## DIRECTIONS
Find the lines below that contain the word "name" and count them. Only the number should be given.

## TASK INPUTS
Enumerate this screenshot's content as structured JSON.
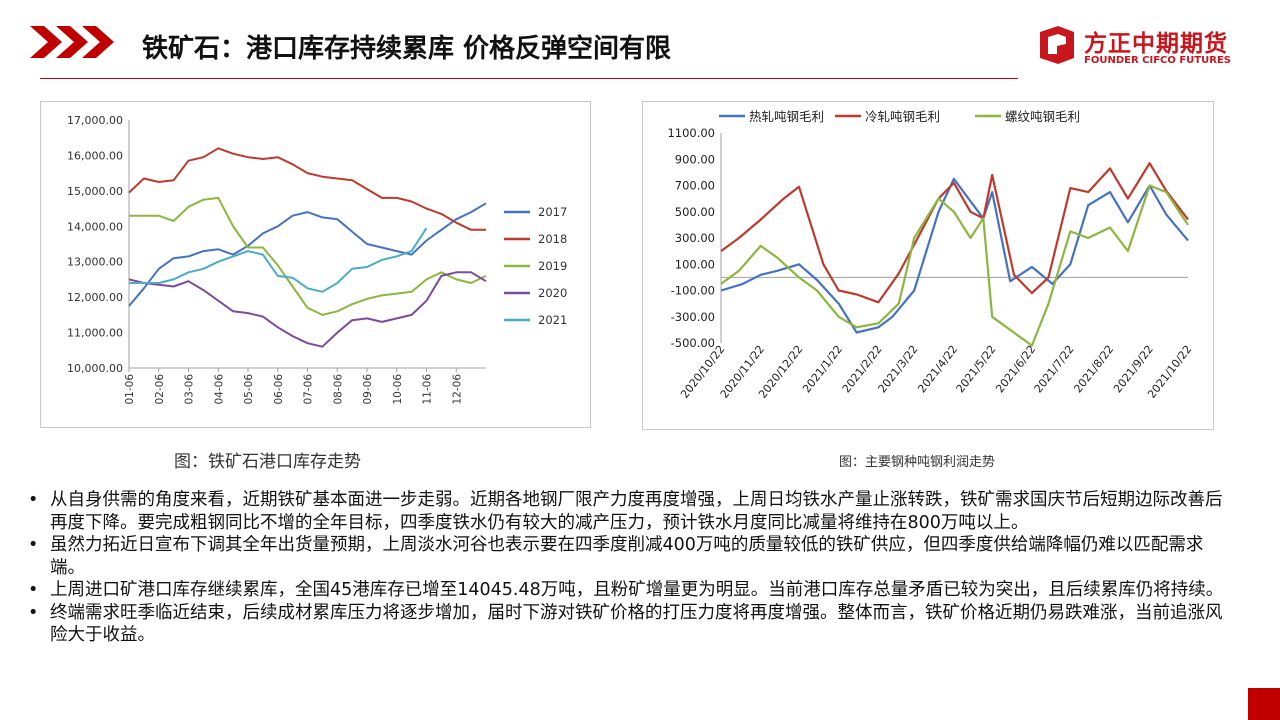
{
  "header": {
    "title": "铁矿石：港口库存持续累库  价格反弹空间有限",
    "logo_cn": "方正中期期货",
    "logo_en": "FOUNDER CIFCO FUTURES",
    "accent_color": "#c00000"
  },
  "captions": {
    "left": "图：铁矿石港口库存走势",
    "right": "图：主要钢种吨钢利润走势"
  },
  "bullets": [
    "从自身供需的角度来看，近期铁矿基本面进一步走弱。近期各地钢厂限产力度再度增强，上周日均铁水产量止涨转跌，铁矿需求国庆节后短期边际改善后再度下降。要完成粗钢同比不增的全年目标，四季度铁水仍有较大的减产压力，预计铁水月度同比减量将维持在800万吨以上。",
    "虽然力拓近日宣布下调其全年出货量预期，上周淡水河谷也表示要在四季度削减400万吨的质量较低的铁矿供应，但四季度供给端降幅仍难以匹配需求端。",
    "上周进口矿港口库存继续累库，全国45港库存已增至14045.48万吨，且粉矿增量更为明显。当前港口库存总量矛盾已较为突出，且后续累库仍将持续。",
    "终端需求旺季临近结束，后续成材累库压力将逐步增加，届时下游对铁矿价格的打压力度将再度增强。整体而言，铁矿价格近期仍易跌难涨，当前追涨风险大于收益。"
  ],
  "chart_data": [
    {
      "type": "line",
      "title": "",
      "xlabel": "",
      "ylabel": "",
      "x_ticks": [
        "01-06",
        "02-06",
        "03-06",
        "04-06",
        "05-06",
        "06-06",
        "07-06",
        "08-06",
        "09-06",
        "10-06",
        "11-06",
        "12-06"
      ],
      "y_ticks": [
        "10,000.00",
        "11,000.00",
        "12,000.00",
        "13,000.00",
        "14,000.00",
        "15,000.00",
        "16,000.00",
        "17,000.00"
      ],
      "ylim": [
        10000,
        17000
      ],
      "x_range": [
        1,
        13
      ],
      "grid": false,
      "legend_position": "right",
      "series": [
        {
          "name": "2017",
          "color": "#4472c4",
          "x": [
            1,
            1.5,
            2,
            2.5,
            3,
            3.5,
            4,
            4.5,
            5,
            5.5,
            6,
            6.5,
            7,
            7.5,
            8,
            8.5,
            9,
            9.5,
            10,
            10.5,
            11,
            11.5,
            12,
            12.5,
            13
          ],
          "values": [
            11750,
            12250,
            12800,
            13100,
            13150,
            13300,
            13350,
            13200,
            13450,
            13800,
            14000,
            14300,
            14400,
            14250,
            14200,
            13850,
            13500,
            13400,
            13300,
            13200,
            13600,
            13900,
            14200,
            14400,
            14650
          ]
        },
        {
          "name": "2018",
          "color": "#c0392b",
          "x": [
            1,
            1.5,
            2,
            2.5,
            3,
            3.5,
            4,
            4.5,
            5,
            5.5,
            6,
            6.5,
            7,
            7.5,
            8,
            8.5,
            9,
            9.5,
            10,
            10.5,
            11,
            11.5,
            12,
            12.5,
            13
          ],
          "values": [
            14950,
            15350,
            15250,
            15300,
            15850,
            15950,
            16200,
            16050,
            15950,
            15900,
            15950,
            15750,
            15500,
            15400,
            15350,
            15300,
            15050,
            14800,
            14800,
            14700,
            14500,
            14350,
            14100,
            13900,
            13900
          ]
        },
        {
          "name": "2019",
          "color": "#8db63f",
          "x": [
            1,
            1.5,
            2,
            2.5,
            3,
            3.5,
            4,
            4.5,
            5,
            5.5,
            6,
            6.5,
            7,
            7.5,
            8,
            8.5,
            9,
            9.5,
            10,
            10.5,
            11,
            11.5,
            12,
            12.5,
            13
          ],
          "values": [
            14300,
            14300,
            14300,
            14150,
            14550,
            14750,
            14800,
            14000,
            13400,
            13400,
            12900,
            12300,
            11700,
            11500,
            11600,
            11800,
            11950,
            12050,
            12100,
            12150,
            12500,
            12700,
            12500,
            12400,
            12600
          ]
        },
        {
          "name": "2020",
          "color": "#7d4aa1",
          "x": [
            1,
            1.5,
            2,
            2.5,
            3,
            3.5,
            4,
            4.5,
            5,
            5.5,
            6,
            6.5,
            7,
            7.5,
            8,
            8.5,
            9,
            9.5,
            10,
            10.5,
            11,
            11.5,
            12,
            12.5,
            13
          ],
          "values": [
            12500,
            12400,
            12350,
            12300,
            12450,
            12200,
            11900,
            11600,
            11550,
            11450,
            11150,
            10900,
            10700,
            10600,
            11000,
            11350,
            11400,
            11300,
            11400,
            11500,
            11900,
            12600,
            12700,
            12700,
            12450
          ]
        },
        {
          "name": "2021",
          "color": "#4bacc6",
          "x": [
            1,
            1.5,
            2,
            2.5,
            3,
            3.5,
            4,
            4.5,
            5,
            5.5,
            6,
            6.5,
            7,
            7.5,
            8,
            8.5,
            9,
            9.5,
            10,
            10.5,
            11
          ],
          "values": [
            12400,
            12400,
            12400,
            12500,
            12700,
            12800,
            13000,
            13150,
            13300,
            13200,
            12600,
            12550,
            12250,
            12150,
            12400,
            12800,
            12850,
            13050,
            13150,
            13300,
            13950
          ]
        }
      ]
    },
    {
      "type": "line",
      "title": "",
      "xlabel": "",
      "ylabel": "",
      "x_ticks": [
        "2020/10/22",
        "2020/11/22",
        "2020/12/22",
        "2021/1/22",
        "2021/2/22",
        "2021/3/22",
        "2021/4/22",
        "2021/5/22",
        "2021/6/22",
        "2021/7/22",
        "2021/8/22",
        "2021/9/22",
        "2021/10/22"
      ],
      "y_ticks": [
        "-500.00",
        "-300.00",
        "-100.00",
        "100.00",
        "300.00",
        "500.00",
        "700.00",
        "900.00",
        "1100.00"
      ],
      "ylim": [
        -500,
        1100
      ],
      "x_range": [
        "2020-10-22",
        "2021-10-22"
      ],
      "grid": false,
      "legend_position": "top",
      "series": [
        {
          "name": "热轧吨钢毛利",
          "color": "#4472c4",
          "x": [
            "2020-10-22",
            "2020-11-08",
            "2020-11-22",
            "2020-12-05",
            "2020-12-22",
            "2021-01-05",
            "2021-01-22",
            "2021-02-05",
            "2021-02-22",
            "2021-03-05",
            "2021-03-22",
            "2021-04-10",
            "2021-04-22",
            "2021-05-05",
            "2021-05-15",
            "2021-05-22",
            "2021-06-05",
            "2021-06-22",
            "2021-07-08",
            "2021-07-22",
            "2021-08-05",
            "2021-08-22",
            "2021-09-05",
            "2021-09-22",
            "2021-10-05",
            "2021-10-22"
          ],
          "values": [
            -100,
            -50,
            20,
            50,
            100,
            -20,
            -200,
            -420,
            -380,
            -300,
            -100,
            500,
            750,
            580,
            450,
            650,
            -30,
            80,
            -50,
            100,
            550,
            650,
            420,
            700,
            480,
            280
          ]
        },
        {
          "name": "冷轧吨钢毛利",
          "color": "#c0392b",
          "x": [
            "2020-10-22",
            "2020-11-05",
            "2020-11-22",
            "2020-12-10",
            "2020-12-22",
            "2021-01-10",
            "2021-01-22",
            "2021-02-05",
            "2021-02-22",
            "2021-03-10",
            "2021-03-22",
            "2021-04-10",
            "2021-04-22",
            "2021-05-05",
            "2021-05-15",
            "2021-05-22",
            "2021-06-08",
            "2021-06-22",
            "2021-07-05",
            "2021-07-22",
            "2021-08-05",
            "2021-08-22",
            "2021-09-05",
            "2021-09-22",
            "2021-10-05",
            "2021-10-22"
          ],
          "values": [
            200,
            300,
            440,
            600,
            690,
            100,
            -100,
            -130,
            -190,
            30,
            250,
            600,
            720,
            500,
            450,
            780,
            20,
            -120,
            0,
            680,
            650,
            830,
            600,
            870,
            660,
            440
          ]
        },
        {
          "name": "螺纹吨钢毛利",
          "color": "#8db63f",
          "x": [
            "2020-10-22",
            "2020-11-05",
            "2020-11-22",
            "2020-12-05",
            "2020-12-22",
            "2021-01-05",
            "2021-01-22",
            "2021-02-05",
            "2021-02-22",
            "2021-03-10",
            "2021-03-22",
            "2021-04-10",
            "2021-04-22",
            "2021-05-05",
            "2021-05-15",
            "2021-05-22",
            "2021-06-05",
            "2021-06-22",
            "2021-07-05",
            "2021-07-22",
            "2021-08-05",
            "2021-08-22",
            "2021-09-05",
            "2021-09-22",
            "2021-10-05",
            "2021-10-22"
          ],
          "values": [
            -50,
            50,
            240,
            150,
            0,
            -100,
            -300,
            -380,
            -350,
            -200,
            300,
            600,
            500,
            300,
            450,
            -300,
            -400,
            -520,
            -200,
            350,
            300,
            380,
            200,
            700,
            650,
            400
          ]
        }
      ]
    }
  ]
}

## RESULT
8